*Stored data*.
= = = = = = =

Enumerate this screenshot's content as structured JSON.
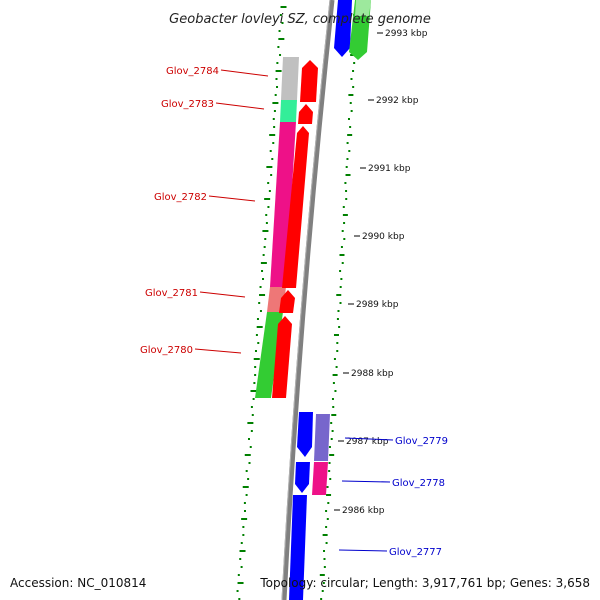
{
  "title": "Geobacter lovleyi SZ, complete genome",
  "footer": {
    "accession": "Accession: NC_010814",
    "topology": "Topology: circular; Length: 3,917,761 bp; Genes: 3,658"
  },
  "ticks": [
    {
      "label": "2993 kbp"
    },
    {
      "label": "2992 kbp"
    },
    {
      "label": "2991 kbp"
    },
    {
      "label": "2990 kbp"
    },
    {
      "label": "2989 kbp"
    },
    {
      "label": "2988 kbp"
    },
    {
      "label": "2987 kbp"
    },
    {
      "label": "2986 kbp"
    }
  ],
  "reverse_genes": [
    {
      "label": "Glov_2784",
      "color": "#cc0000"
    },
    {
      "label": "Glov_2783",
      "color": "#cc0000"
    },
    {
      "label": "Glov_2782",
      "color": "#cc0000"
    },
    {
      "label": "Glov_2781",
      "color": "#cc0000"
    },
    {
      "label": "Glov_2780",
      "color": "#cc0000"
    }
  ],
  "forward_genes": [
    {
      "label": "Glov_2779",
      "color": "#0000cc"
    },
    {
      "label": "Glov_2778",
      "color": "#0000cc"
    },
    {
      "label": "Glov_2777",
      "color": "#0000cc"
    }
  ],
  "colors": {
    "backbone": "#808080",
    "cds_reverse": "#ff0000",
    "cds_forward": "#0000ff",
    "gc_tick": "#008000",
    "cog_grey": "#c0c0c0",
    "cog_teal": "#33ee99",
    "cog_magenta": "#ee1188",
    "cog_salmon": "#ee7777",
    "cog_green": "#33cc33",
    "cog_purple": "#7766cc"
  }
}
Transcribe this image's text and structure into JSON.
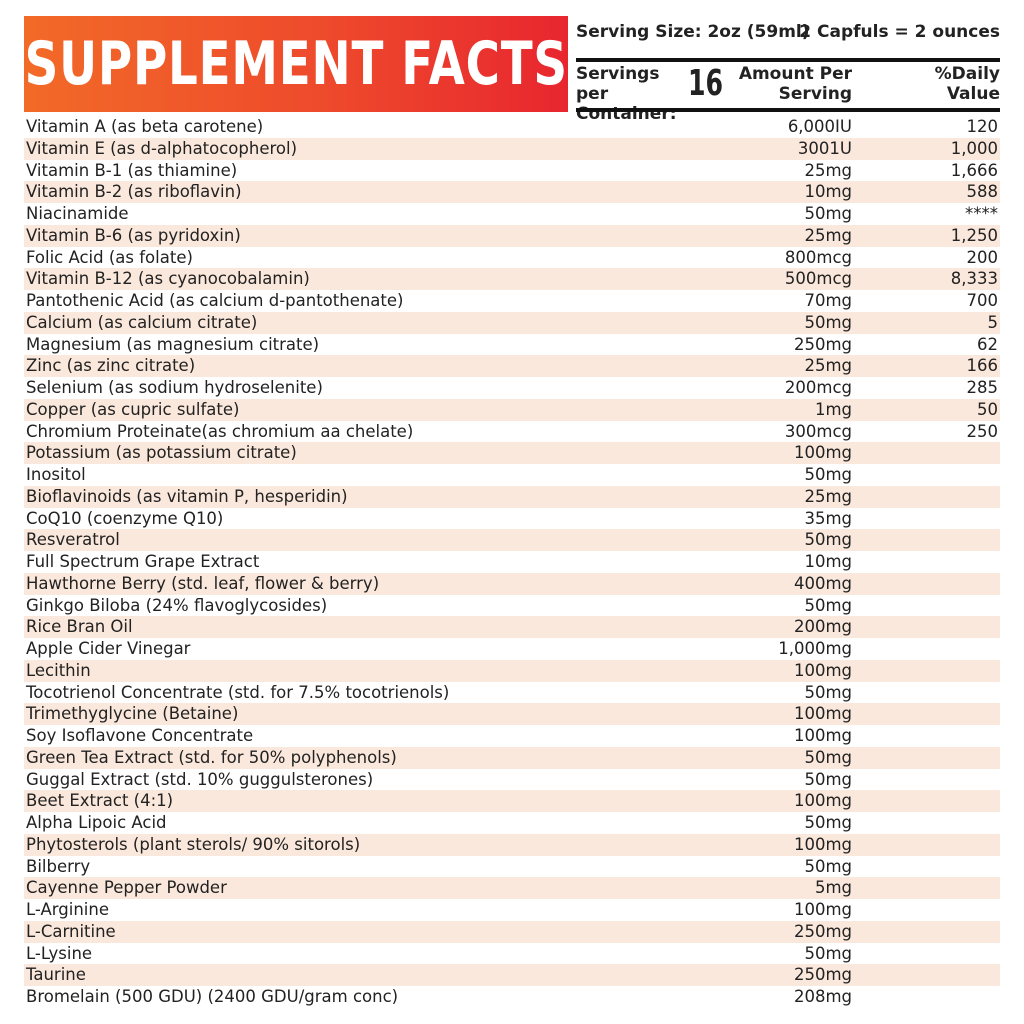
{
  "title": "SUPPLEMENT FACTS",
  "header": {
    "serving_size": "Serving Size: 2oz (59ml)",
    "capfuls": "2 Capfuls = 2 ounces",
    "servings_per_container_label": "Servings per Container:",
    "servings_per_container_value": "16",
    "amount_per_serving_label": "Amount Per Serving",
    "daily_value_label": "%Daily Value"
  },
  "ingredients": [
    {
      "name": "Vitamin A (as beta carotene)",
      "amount": "6,000IU",
      "dv": "120"
    },
    {
      "name": "Vitamin E (as d-alphatocopherol)",
      "amount": "3001U",
      "dv": "1,000"
    },
    {
      "name": "Vitamin B-1 (as thiamine)",
      "amount": "25mg",
      "dv": "1,666"
    },
    {
      "name": "Vitamin B-2 (as riboflavin)",
      "amount": "10mg",
      "dv": "588"
    },
    {
      "name": "Niacinamide",
      "amount": "50mg",
      "dv": "****"
    },
    {
      "name": "Vitamin B-6 (as pyridoxin)",
      "amount": "25mg",
      "dv": "1,250"
    },
    {
      "name": "Folic Acid (as folate)",
      "amount": "800mcg",
      "dv": "200"
    },
    {
      "name": "Vitamin B-12 (as cyanocobalamin)",
      "amount": "500mcg",
      "dv": "8,333"
    },
    {
      "name": "Pantothenic Acid (as calcium d-pantothenate)",
      "amount": "70mg",
      "dv": "700"
    },
    {
      "name": "Calcium (as calcium citrate)",
      "amount": "50mg",
      "dv": "5"
    },
    {
      "name": "Magnesium (as magnesium citrate)",
      "amount": "250mg",
      "dv": "62"
    },
    {
      "name": "Zinc (as zinc citrate)",
      "amount": "25mg",
      "dv": "166"
    },
    {
      "name": "Selenium (as sodium hydroselenite)",
      "amount": "200mcg",
      "dv": "285"
    },
    {
      "name": "Copper (as cupric sulfate)",
      "amount": "1mg",
      "dv": "50"
    },
    {
      "name": "Chromium Proteinate(as chromium aa chelate)",
      "amount": "300mcg",
      "dv": "250"
    },
    {
      "name": "Potassium (as potassium citrate)",
      "amount": "100mg",
      "dv": ""
    },
    {
      "name": "Inositol",
      "amount": "50mg",
      "dv": ""
    },
    {
      "name": "Bioflavinoids (as vitamin P, hesperidin)",
      "amount": "25mg",
      "dv": ""
    },
    {
      "name": "CoQ10 (coenzyme Q10)",
      "amount": "35mg",
      "dv": ""
    },
    {
      "name": "Resveratrol",
      "amount": "50mg",
      "dv": ""
    },
    {
      "name": "Full Spectrum Grape Extract",
      "amount": "10mg",
      "dv": ""
    },
    {
      "name": "Hawthorne Berry (std. leaf, flower & berry)",
      "amount": "400mg",
      "dv": ""
    },
    {
      "name": "Ginkgo Biloba (24% flavoglycosides)",
      "amount": "50mg",
      "dv": ""
    },
    {
      "name": "Rice Bran Oil",
      "amount": "200mg",
      "dv": ""
    },
    {
      "name": "Apple Cider Vinegar",
      "amount": "1,000mg",
      "dv": ""
    },
    {
      "name": "Lecithin",
      "amount": "100mg",
      "dv": ""
    },
    {
      "name": "Tocotrienol Concentrate (std. for 7.5% tocotrienols)",
      "amount": "50mg",
      "dv": ""
    },
    {
      "name": "Trimethyglycine (Betaine)",
      "amount": "100mg",
      "dv": ""
    },
    {
      "name": "Soy Isoflavone Concentrate",
      "amount": "100mg",
      "dv": ""
    },
    {
      "name": "Green Tea Extract (std. for 50% polyphenols)",
      "amount": "50mg",
      "dv": ""
    },
    {
      "name": "Guggal Extract (std. 10% guggulsterones)",
      "amount": "50mg",
      "dv": ""
    },
    {
      "name": "Beet Extract (4:1)",
      "amount": "100mg",
      "dv": ""
    },
    {
      "name": "Alpha Lipoic Acid",
      "amount": "50mg",
      "dv": ""
    },
    {
      "name": "Phytosterols (plant sterols/ 90% sitorols)",
      "amount": "100mg",
      "dv": ""
    },
    {
      "name": "Bilberry",
      "amount": "50mg",
      "dv": ""
    },
    {
      "name": "Cayenne Pepper Powder",
      "amount": "5mg",
      "dv": ""
    },
    {
      "name": "L-Arginine",
      "amount": "100mg",
      "dv": ""
    },
    {
      "name": "L-Carnitine",
      "amount": "250mg",
      "dv": ""
    },
    {
      "name": "L-Lysine",
      "amount": "50mg",
      "dv": ""
    },
    {
      "name": "Taurine",
      "amount": "250mg",
      "dv": ""
    },
    {
      "name": "Bromelain (500 GDU) (2400 GDU/gram conc)",
      "amount": "208mg",
      "dv": ""
    }
  ]
}
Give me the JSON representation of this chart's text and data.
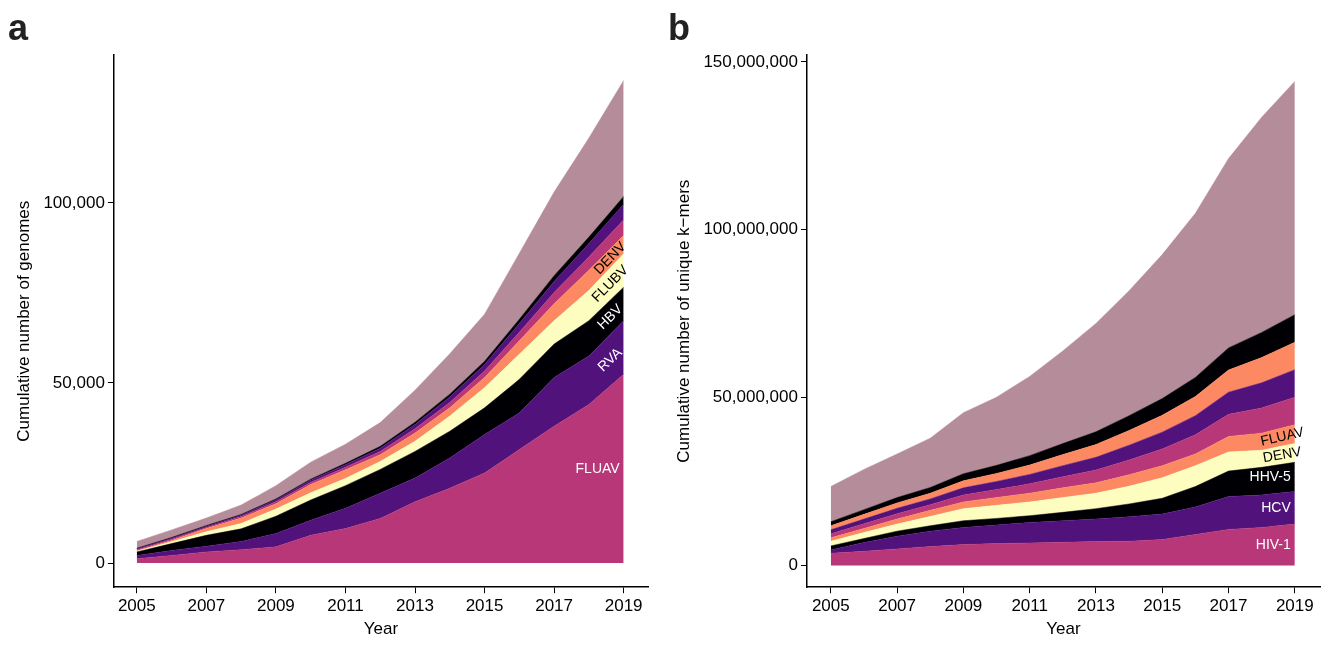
{
  "chart_data": [
    {
      "type": "area",
      "title": "a",
      "xlabel": "Year",
      "ylabel": "Cumulative number of genomes",
      "stacked": true,
      "legend": false,
      "grid": false,
      "x": [
        2005,
        2006,
        2007,
        2008,
        2009,
        2010,
        2011,
        2012,
        2013,
        2014,
        2015,
        2016,
        2017,
        2018,
        2019
      ],
      "xlim": [
        2004.34,
        2019.7
      ],
      "xticks": [
        2005,
        2007,
        2009,
        2011,
        2013,
        2015,
        2017,
        2019
      ],
      "ylim": [
        -6700,
        141000
      ],
      "yticks": [
        0,
        {
          "value": 50000,
          "label": "50,000"
        },
        {
          "value": 100000,
          "label": "100,000"
        }
      ],
      "series": [
        {
          "name": "FLUAV",
          "color": "#b73779",
          "values": [
            1200,
            2100,
            3100,
            3700,
            4500,
            7700,
            9600,
            12400,
            17000,
            20800,
            25000,
            31500,
            38000,
            44000,
            52400
          ]
        },
        {
          "name": "RVA",
          "color": "#51127c",
          "values": [
            900,
            1400,
            1600,
            2300,
            3700,
            4200,
            5600,
            7000,
            6600,
            8400,
            10700,
            10200,
            13500,
            13500,
            14900
          ]
        },
        {
          "name": "HBV",
          "color": "#000004",
          "values": [
            1000,
            1900,
            3000,
            3500,
            4800,
            5600,
            6300,
            6600,
            7400,
            7400,
            7400,
            9300,
            9300,
            9800,
            9300
          ]
        },
        {
          "name": "FLUBV",
          "color": "#fcfdbf",
          "values": [
            200,
            500,
            1000,
            1500,
            2000,
            2000,
            2000,
            2200,
            2800,
            4200,
            5600,
            7000,
            6500,
            8400,
            9300
          ]
        },
        {
          "name": "DENV",
          "color": "#fc8961",
          "values": [
            100,
            400,
            900,
            1500,
            1500,
            2300,
            2400,
            1900,
            2300,
            2300,
            2800,
            3700,
            4700,
            5600,
            5100
          ]
        },
        {
          "color": "#b73779",
          "values": [
            300,
            300,
            300,
            400,
            500,
            600,
            700,
            900,
            1200,
            1500,
            1800,
            2400,
            3100,
            3700,
            4300
          ]
        },
        {
          "color": "#51127c",
          "values": [
            300,
            300,
            300,
            400,
            500,
            600,
            700,
            900,
            1200,
            1500,
            1800,
            2400,
            3100,
            3700,
            4300
          ]
        },
        {
          "color": "#000004",
          "values": [
            100,
            200,
            200,
            200,
            300,
            300,
            400,
            500,
            600,
            800,
            900,
            1200,
            1600,
            1800,
            2200
          ]
        },
        {
          "color": "#b58c99",
          "values": [
            1900,
            2100,
            2100,
            2600,
            3700,
            4700,
            5300,
            6600,
            8900,
            11200,
            13100,
            18300,
            23200,
            27500,
            32200
          ]
        }
      ]
    },
    {
      "type": "area",
      "title": "b",
      "xlabel": "Year",
      "ylabel": "Cumulative number of unique k−mers",
      "stacked": true,
      "legend": false,
      "grid": false,
      "x": [
        2005,
        2006,
        2007,
        2008,
        2009,
        2010,
        2011,
        2012,
        2013,
        2014,
        2015,
        2016,
        2017,
        2018,
        2019
      ],
      "xlim": [
        2004.28,
        2019.76
      ],
      "xticks": [
        2005,
        2007,
        2009,
        2011,
        2013,
        2015,
        2017,
        2019
      ],
      "ylim": [
        -6500000,
        152000000
      ],
      "yticks": [
        0,
        {
          "value": 50000000,
          "label": "50,000,000"
        },
        {
          "value": 100000000,
          "label": "100,000,000"
        },
        {
          "value": 150000000,
          "label": "150,000,000"
        }
      ],
      "series": [
        {
          "name": "HIV-1",
          "color": "#b73779",
          "values": [
            3600000,
            4200000,
            4900000,
            5600000,
            6200000,
            6500000,
            6700000,
            6900000,
            7100000,
            7200000,
            7700000,
            9200000,
            10700000,
            11300000,
            12300000
          ]
        },
        {
          "name": "HCV",
          "color": "#51127c",
          "values": [
            1000000,
            2600000,
            3800000,
            4600000,
            5100000,
            5500000,
            6100000,
            6400000,
            6700000,
            7300000,
            7600000,
            8200000,
            9800000,
            9700000,
            9700000
          ]
        },
        {
          "name": "HHV-5",
          "color": "#000004",
          "values": [
            1200000,
            1200000,
            1500000,
            1600000,
            2000000,
            2000000,
            2000000,
            2500000,
            3100000,
            3800000,
            4700000,
            6100000,
            7600000,
            8200000,
            8700000
          ]
        },
        {
          "name": "DENV",
          "color": "#fcfdbf",
          "values": [
            1400000,
            1800000,
            2100000,
            2800000,
            3600000,
            3900000,
            4100000,
            4400000,
            4600000,
            5300000,
            6100000,
            6200000,
            5700000,
            5100000,
            5600000
          ]
        },
        {
          "name": "FLUAV",
          "color": "#fc8961",
          "values": [
            1000000,
            1200000,
            1500000,
            1800000,
            2000000,
            2300000,
            2600000,
            2900000,
            3100000,
            3400000,
            3600000,
            3500000,
            4600000,
            5100000,
            5600000
          ]
        },
        {
          "color": "#b73779",
          "values": [
            1200000,
            1400000,
            1600000,
            1700000,
            2100000,
            2400000,
            2800000,
            3300000,
            3800000,
            4400000,
            5000000,
            5700000,
            6600000,
            7500000,
            8200000
          ]
        },
        {
          "color": "#51127c",
          "values": [
            1200000,
            1400000,
            1600000,
            1700000,
            2100000,
            2400000,
            2800000,
            3300000,
            3800000,
            4400000,
            5000000,
            5700000,
            6600000,
            7500000,
            8200000
          ]
        },
        {
          "color": "#fc8961",
          "values": [
            1200000,
            1400000,
            1600000,
            1700000,
            2100000,
            2400000,
            2800000,
            3300000,
            3800000,
            4400000,
            5000000,
            5700000,
            6600000,
            7500000,
            8200000
          ]
        },
        {
          "color": "#000004",
          "values": [
            1200000,
            1400000,
            1600000,
            1700000,
            2100000,
            2400000,
            2800000,
            3300000,
            3800000,
            4400000,
            5000000,
            5700000,
            6600000,
            7500000,
            8200000
          ]
        },
        {
          "color": "#b58c99",
          "values": [
            10500000,
            12000000,
            13000000,
            14700000,
            18200000,
            20300000,
            23600000,
            27600000,
            32300000,
            37200000,
            42900000,
            48900000,
            56400000,
            64100000,
            69500000
          ]
        }
      ]
    }
  ]
}
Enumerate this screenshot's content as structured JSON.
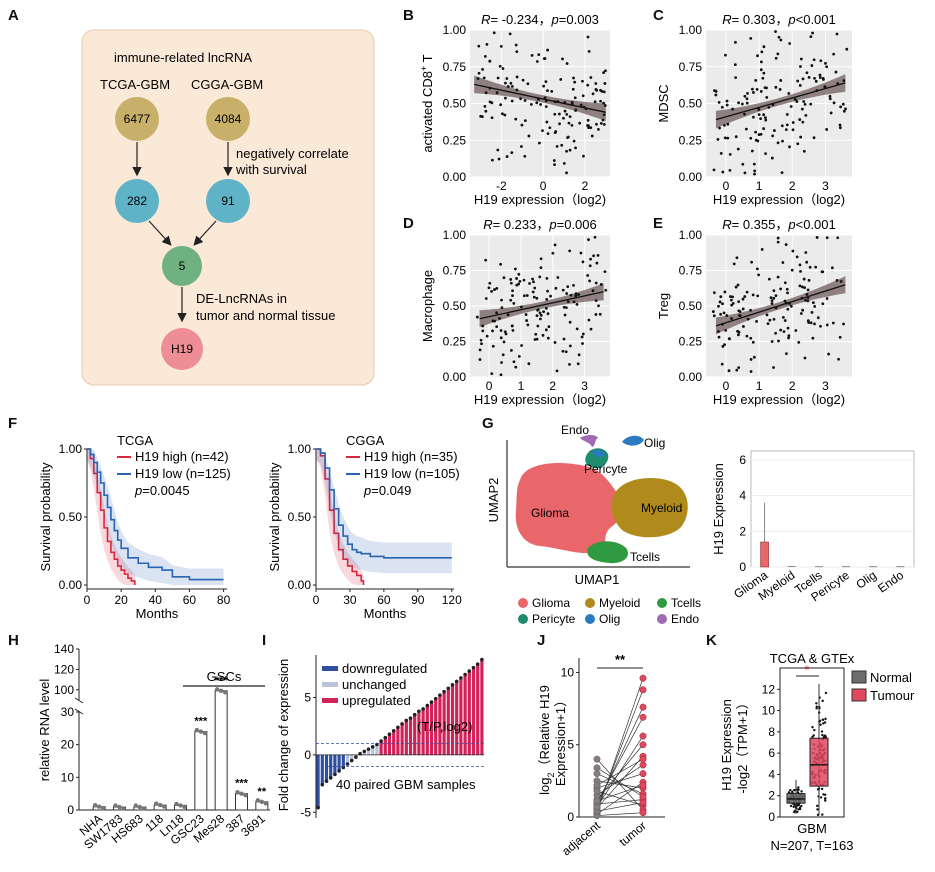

= = = = = = =

*WORK REQUIRED*. Every line above that holds the word "Cumulative" is to be found and copied.

*WRITTEN ANSWER*.
      "ylabel": "Cumulative number of genomes",
      "ylabel": "Cumulative number of unique k−mers",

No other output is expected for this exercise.